What to work on: The records below are to be repeated in full, exactly as they are.

Data in this exercise:
◇ ◇ ◇

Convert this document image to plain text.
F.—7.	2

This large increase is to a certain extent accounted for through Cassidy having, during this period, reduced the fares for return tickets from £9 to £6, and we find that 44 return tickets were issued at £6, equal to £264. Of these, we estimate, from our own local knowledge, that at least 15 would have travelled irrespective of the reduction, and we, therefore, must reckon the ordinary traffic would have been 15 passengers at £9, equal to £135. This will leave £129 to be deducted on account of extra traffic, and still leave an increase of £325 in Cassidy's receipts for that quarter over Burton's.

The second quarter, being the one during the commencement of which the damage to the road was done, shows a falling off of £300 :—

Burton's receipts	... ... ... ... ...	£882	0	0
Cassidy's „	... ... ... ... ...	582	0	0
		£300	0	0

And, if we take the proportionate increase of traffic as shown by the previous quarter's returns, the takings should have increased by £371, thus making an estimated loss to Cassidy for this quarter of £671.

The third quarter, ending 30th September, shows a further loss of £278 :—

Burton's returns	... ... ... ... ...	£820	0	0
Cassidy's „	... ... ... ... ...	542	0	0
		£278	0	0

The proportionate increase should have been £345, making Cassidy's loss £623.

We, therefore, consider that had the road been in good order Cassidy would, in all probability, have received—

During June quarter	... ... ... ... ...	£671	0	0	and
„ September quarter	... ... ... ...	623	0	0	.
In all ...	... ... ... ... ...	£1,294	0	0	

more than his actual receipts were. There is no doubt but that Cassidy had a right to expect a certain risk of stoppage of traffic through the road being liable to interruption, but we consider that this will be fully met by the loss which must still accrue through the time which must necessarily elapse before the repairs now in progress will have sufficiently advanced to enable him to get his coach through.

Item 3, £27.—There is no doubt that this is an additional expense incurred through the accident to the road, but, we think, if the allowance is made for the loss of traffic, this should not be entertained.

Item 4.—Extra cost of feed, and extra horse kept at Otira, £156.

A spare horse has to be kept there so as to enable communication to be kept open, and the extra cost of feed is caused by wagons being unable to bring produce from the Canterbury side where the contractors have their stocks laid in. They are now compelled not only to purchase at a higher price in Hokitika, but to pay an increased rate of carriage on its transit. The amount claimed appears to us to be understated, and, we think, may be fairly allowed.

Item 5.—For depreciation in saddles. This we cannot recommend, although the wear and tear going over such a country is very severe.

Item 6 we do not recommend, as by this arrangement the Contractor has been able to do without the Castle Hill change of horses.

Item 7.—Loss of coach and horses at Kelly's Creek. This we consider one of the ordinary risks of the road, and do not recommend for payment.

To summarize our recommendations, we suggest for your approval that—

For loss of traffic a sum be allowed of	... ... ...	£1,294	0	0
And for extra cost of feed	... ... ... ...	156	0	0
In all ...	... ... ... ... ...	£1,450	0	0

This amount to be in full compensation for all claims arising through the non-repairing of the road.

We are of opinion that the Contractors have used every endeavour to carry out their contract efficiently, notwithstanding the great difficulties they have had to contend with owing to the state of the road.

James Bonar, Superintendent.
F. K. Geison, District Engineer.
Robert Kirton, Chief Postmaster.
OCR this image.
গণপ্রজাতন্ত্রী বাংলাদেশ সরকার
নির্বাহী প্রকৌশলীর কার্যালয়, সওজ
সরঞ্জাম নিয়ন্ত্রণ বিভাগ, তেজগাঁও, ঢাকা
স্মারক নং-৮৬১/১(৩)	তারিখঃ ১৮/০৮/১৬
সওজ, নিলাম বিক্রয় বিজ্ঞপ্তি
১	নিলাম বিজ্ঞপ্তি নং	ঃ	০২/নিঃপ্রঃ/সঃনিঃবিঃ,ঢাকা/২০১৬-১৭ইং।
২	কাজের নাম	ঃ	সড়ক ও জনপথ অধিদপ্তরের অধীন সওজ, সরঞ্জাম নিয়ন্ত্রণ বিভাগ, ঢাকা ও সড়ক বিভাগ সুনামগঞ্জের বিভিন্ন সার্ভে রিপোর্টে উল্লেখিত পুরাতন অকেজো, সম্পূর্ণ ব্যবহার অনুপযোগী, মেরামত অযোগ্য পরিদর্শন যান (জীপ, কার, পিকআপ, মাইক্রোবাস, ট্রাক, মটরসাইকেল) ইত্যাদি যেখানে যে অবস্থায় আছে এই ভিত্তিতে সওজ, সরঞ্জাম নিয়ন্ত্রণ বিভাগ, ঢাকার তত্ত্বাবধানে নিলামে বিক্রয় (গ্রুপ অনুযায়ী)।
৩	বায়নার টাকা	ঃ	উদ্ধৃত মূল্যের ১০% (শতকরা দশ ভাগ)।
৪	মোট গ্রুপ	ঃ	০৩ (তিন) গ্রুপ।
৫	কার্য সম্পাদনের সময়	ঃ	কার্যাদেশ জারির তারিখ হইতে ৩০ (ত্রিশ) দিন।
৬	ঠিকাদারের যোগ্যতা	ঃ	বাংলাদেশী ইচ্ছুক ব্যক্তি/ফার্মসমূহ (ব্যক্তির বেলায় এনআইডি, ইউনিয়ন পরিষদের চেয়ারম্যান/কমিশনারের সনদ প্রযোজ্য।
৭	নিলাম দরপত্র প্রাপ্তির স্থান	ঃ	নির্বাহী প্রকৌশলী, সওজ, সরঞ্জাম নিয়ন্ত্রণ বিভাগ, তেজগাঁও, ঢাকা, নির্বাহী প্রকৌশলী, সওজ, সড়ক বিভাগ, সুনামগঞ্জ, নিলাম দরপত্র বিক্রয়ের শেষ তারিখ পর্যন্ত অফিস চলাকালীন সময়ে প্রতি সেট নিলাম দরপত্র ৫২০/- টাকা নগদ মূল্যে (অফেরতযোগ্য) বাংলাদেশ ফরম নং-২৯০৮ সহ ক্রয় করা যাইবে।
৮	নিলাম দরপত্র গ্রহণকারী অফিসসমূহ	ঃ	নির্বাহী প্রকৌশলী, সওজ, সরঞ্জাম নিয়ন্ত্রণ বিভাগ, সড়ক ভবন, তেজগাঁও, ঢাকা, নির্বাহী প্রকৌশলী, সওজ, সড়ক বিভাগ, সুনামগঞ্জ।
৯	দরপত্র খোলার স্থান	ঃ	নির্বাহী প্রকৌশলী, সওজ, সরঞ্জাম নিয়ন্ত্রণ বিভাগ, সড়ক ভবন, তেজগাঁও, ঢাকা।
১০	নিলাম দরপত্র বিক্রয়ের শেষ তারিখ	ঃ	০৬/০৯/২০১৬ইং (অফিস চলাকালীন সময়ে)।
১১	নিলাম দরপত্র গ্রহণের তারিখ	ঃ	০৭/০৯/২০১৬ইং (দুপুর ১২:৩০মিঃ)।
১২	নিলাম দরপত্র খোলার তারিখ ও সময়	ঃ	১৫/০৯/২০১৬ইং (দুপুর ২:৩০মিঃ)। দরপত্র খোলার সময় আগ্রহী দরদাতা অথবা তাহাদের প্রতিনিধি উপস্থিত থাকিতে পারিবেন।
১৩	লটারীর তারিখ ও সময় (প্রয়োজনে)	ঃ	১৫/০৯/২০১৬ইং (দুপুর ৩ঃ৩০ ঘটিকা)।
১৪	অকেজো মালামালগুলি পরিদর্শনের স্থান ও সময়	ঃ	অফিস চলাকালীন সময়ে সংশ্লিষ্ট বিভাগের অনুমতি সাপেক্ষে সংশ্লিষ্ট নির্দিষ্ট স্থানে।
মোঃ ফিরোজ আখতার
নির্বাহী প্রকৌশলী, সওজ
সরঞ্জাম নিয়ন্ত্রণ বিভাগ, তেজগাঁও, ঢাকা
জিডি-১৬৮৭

◇ ◇ ◇

Answer below:
Convert this document image to plain text.
F.—7.	2

This large increase is to a certain extent accounted for through Cassidy having, during this period, reduced the fares for return tickets from £9 to £6, and we find that 44 return tickets were issued at £6, equal to £264. Of these, we estimate, from our own local knowledge, that at least 15 would have travelled irrespective of the reduction, and we, therefore, must reckon the ordinary traffic would have been 15 passengers at £9, equal to £135. This will leave £129 to be deducted on account of extra traffic, and still leave an increase of £325 in Cassidy's receipts for that quarter over Burton's.

The second quarter, being the one during the commencement of which the damage to the road was done, shows a falling off of £300 :—

Burton's receipts	... ... ... ... ...	£882	0	0
Cassidy's „	... ... ... ... ...	582	0	0
		£300	0	0

And, if we take the proportionate increase of traffic as shown by the previous quarter's returns, the takings should have increased by £371, thus making an estimated loss to Cassidy for this quarter of £671.

The third quarter, ending 30th September, shows a further loss of £278 :—

Burton's returns	... ... ... ... ...	£820	0	0
Cassidy's „	... ... ... ... ...	542	0	0
		£278	0	0

The proportionate increase should have been £345, making Cassidy's loss £623.

We, therefore, consider that had the road been in good order Cassidy would, in all probability, have received—

During June quarter	... ... ... ... ...	£671	0	0	and
„ September quarter	... ... ... ...	623	0	0	.
In all ...	... ... ... ... ...	£1,294	0	0	

more than his actual receipts were. There is no doubt but that Cassidy had a right to expect a certain risk of stoppage of traffic through the road being liable to interruption, but we consider that this will be fully met by the loss which must still accrue through the time which must necessarily elapse before the repairs now in progress will have sufficiently advanced to enable him to get his coach through.

Item 3, £27.—There is no doubt that this is an additional expense incurred through the accident to the road, but, we think, if the allowance is made for the loss of traffic, this should not be entertained.

Item 4.—Extra cost of feed, and extra horse kept at Otira, £156.

A spare horse has to be kept there so as to enable communication to be kept open, and the extra cost of feed is caused by wagons being unable to bring produce from the Canterbury side where the contractors have their stocks laid in. They are now compelled not only to purchase at a higher price in Hokitika, but to pay an increased rate of carriage on its transit. The amount claimed appears to us to be understated, and, we think, may be fairly allowed.

Item 5.—For depreciation in saddles. This we cannot recommend, although the wear and tear going over such a country is very severe.

Item 6 we do not recommend, as by this arrangement the Contractor has been able to do without the Castle Hill change of horses.

Item 7.—Loss of coach and horses at Kelly's Creek. This we consider one of the ordinary risks of the road, and do not recommend for payment.

To summarize our recommendations, we suggest for your approval that—

For loss of traffic a sum be allowed of	... ... ...	£1,294	0	0
And for extra cost of feed	... ... ... ...	156	0	0
In all ...	... ... ... ... ...	£1,450	0	0

This amount to be in full compensation for all claims arising through the non-repairing of the road.

We are of opinion that the Contractors have used every endeavour to carry out their contract efficiently, notwithstanding the great difficulties they have had to contend with owing to the state of the road.

James Bonar, Superintendent.
F. K. Geison, District Engineer.
Robert Kirton, Chief Postmaster.
OCR this image.
গণপ্রজাতন্ত্রী বাংলাদেশ সরকার
নির্বাহী প্রকৌশলীর কার্যালয়, সওজ
সরঞ্জাম নিয়ন্ত্রণ বিভাগ, তেজগাঁও, ঢাকা
স্মারক নং-৮৬১/১(৩)	তারিখঃ ১৮/০৮/১৬
সওজ, নিলাম বিক্রয় বিজ্ঞপ্তি
১	নিলাম বিজ্ঞপ্তি নং	ঃ	০২/নিঃপ্রঃ/সঃনিঃবিঃ,ঢাকা/২০১৬-১৭ইং।
২	কাজের নাম	ঃ	সড়ক ও জনপথ অধিদপ্তরের অধীন সওজ, সরঞ্জাম নিয়ন্ত্রণ বিভাগ, ঢাকা ও সড়ক বিভাগ সুনামগঞ্জের বিভিন্ন সার্ভে রিপোর্টে উল্লেখিত পুরাতন অকেজো, সম্পূর্ণ ব্যবহার অনুপযোগী, মেরামত অযোগ্য পরিদর্শন যান (জীপ, কার, পিকআপ, মাইক্রোবাস, ট্রাক, মটরসাইকেল) ইত্যাদি যেখানে যে অবস্থায় আছে এই ভিত্তিতে সওজ, সরঞ্জাম নিয়ন্ত্রণ বিভাগ, ঢাকার তত্ত্বাবধানে নিলামে বিক্রয় (গ্রুপ অনুযায়ী)।
৩	বায়নার টাকা	ঃ	উদ্ধৃত মূল্যের ১০% (শতকরা দশ ভাগ)।
৪	মোট গ্রুপ	ঃ	০৩ (তিন) গ্রুপ।
৫	কার্য সম্পাদনের সময়	ঃ	কার্যাদেশ জারির তারিখ হইতে ৩০ (ত্রিশ) দিন।
৬	ঠিকাদারের যোগ্যতা	ঃ	বাংলাদেশী ইচ্ছুক ব্যক্তি/ফার্মসমূহ (ব্যক্তির বেলায় এনআইডি, ইউনিয়ন পরিষদের চেয়ারম্যান/কমিশনারের সনদ প্রযোজ্য।
৭	নিলাম দরপত্র প্রাপ্তির স্থান	ঃ	নির্বাহী প্রকৌশলী, সওজ, সরঞ্জাম নিয়ন্ত্রণ বিভাগ, তেজগাঁও, ঢাকা, নির্বাহী প্রকৌশলী, সওজ, সড়ক বিভাগ, সুনামগঞ্জ, নিলাম দরপত্র বিক্রয়ের শেষ তারিখ পর্যন্ত অফিস চলাকালীন সময়ে প্রতি সেট নিলাম দরপত্র ৫২০/- টাকা নগদ মূল্যে (অফেরতযোগ্য) বাংলাদেশ ফরম নং-২৯০৮ সহ ক্রয় করা যাইবে।
৮	নিলাম দরপত্র গ্রহণকারী অফিসসমূহ	ঃ	নির্বাহী প্রকৌশলী, সওজ, সরঞ্জাম নিয়ন্ত্রণ বিভাগ, সড়ক ভবন, তেজগাঁও, ঢাকা, নির্বাহী প্রকৌশলী, সওজ, সড়ক বিভাগ, সুনামগঞ্জ।
৯	দরপত্র খোলার স্থান	ঃ	নির্বাহী প্রকৌশলী, সওজ, সরঞ্জাম নিয়ন্ত্রণ বিভাগ, সড়ক ভবন, তেজগাঁও, ঢাকা।
১০	নিলাম দরপত্র বিক্রয়ের শেষ তারিখ	ঃ	০৬/০৯/২০১৬ইং (অফিস চলাকালীন সময়ে)।
১১	নিলাম দরপত্র গ্রহণের তারিখ	ঃ	০৭/০৯/২০১৬ইং (দুপুর ১২:৩০মিঃ)।
১২	নিলাম দরপত্র খোলার তারিখ ও সময়	ঃ	১৫/০৯/২০১৬ইং (দুপুর ২:৩০মিঃ)। দরপত্র খোলার সময় আগ্রহী দরদাতা অথবা তাহাদের প্রতিনিধি উপস্থিত থাকিতে পারিবেন।
১৩	লটারীর তারিখ ও সময় (প্রয়োজনে)	ঃ	১৫/০৯/২০১৬ইং (দুপুর ৩ঃ৩০ ঘটিকা)।
১৪	অকেজো মালামালগুলি পরিদর্শনের স্থান ও সময়	ঃ	অফিস চলাকালীন সময়ে সংশ্লিষ্ট বিভাগের অনুমতি সাপেক্ষে সংশ্লিষ্ট নির্দিষ্ট স্থানে।
মোঃ ফিরোজ আখতার
নির্বাহী প্রকৌশলী, সওজ
সরঞ্জাম নিয়ন্ত্রণ বিভাগ, তেজগাঁও, ঢাকা
জিডি-১৬৮৭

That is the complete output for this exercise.